## Source material

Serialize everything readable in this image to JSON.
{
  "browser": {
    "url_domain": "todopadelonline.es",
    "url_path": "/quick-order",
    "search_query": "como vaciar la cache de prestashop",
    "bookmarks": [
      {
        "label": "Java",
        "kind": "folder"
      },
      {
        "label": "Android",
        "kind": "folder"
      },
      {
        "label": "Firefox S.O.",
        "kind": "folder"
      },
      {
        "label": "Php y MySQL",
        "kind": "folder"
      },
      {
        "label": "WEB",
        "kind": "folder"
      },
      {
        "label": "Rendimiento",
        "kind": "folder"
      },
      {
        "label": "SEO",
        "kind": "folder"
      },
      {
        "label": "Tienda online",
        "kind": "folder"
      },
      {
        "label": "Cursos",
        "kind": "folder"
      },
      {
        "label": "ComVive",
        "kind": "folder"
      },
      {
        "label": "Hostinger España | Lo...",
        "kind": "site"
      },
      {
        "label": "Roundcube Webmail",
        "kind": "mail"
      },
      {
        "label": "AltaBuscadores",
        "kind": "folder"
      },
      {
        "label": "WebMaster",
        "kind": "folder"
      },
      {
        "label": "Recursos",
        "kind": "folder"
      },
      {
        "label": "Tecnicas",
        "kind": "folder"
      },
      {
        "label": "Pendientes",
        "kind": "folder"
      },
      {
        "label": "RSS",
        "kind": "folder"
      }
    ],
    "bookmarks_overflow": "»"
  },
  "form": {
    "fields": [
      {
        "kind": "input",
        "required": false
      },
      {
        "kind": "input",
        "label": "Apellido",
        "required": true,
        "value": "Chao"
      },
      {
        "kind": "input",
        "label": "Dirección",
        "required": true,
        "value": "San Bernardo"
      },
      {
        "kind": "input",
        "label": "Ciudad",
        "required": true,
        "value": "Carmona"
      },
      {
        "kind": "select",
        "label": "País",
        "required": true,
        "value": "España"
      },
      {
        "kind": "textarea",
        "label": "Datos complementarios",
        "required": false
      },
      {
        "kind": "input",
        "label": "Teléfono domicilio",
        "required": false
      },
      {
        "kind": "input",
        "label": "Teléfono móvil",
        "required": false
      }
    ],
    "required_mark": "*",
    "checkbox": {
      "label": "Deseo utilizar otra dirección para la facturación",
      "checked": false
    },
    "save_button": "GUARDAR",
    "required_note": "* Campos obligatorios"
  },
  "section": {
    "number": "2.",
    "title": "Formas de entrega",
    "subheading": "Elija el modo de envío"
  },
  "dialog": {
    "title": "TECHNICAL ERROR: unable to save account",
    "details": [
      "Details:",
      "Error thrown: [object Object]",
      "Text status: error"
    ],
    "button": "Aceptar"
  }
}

## Task objective
Filter the listing above for the string "España" and copy every matching line.

## Output for this task
        "label": "Hostinger España | Lo...",
        "value": "España"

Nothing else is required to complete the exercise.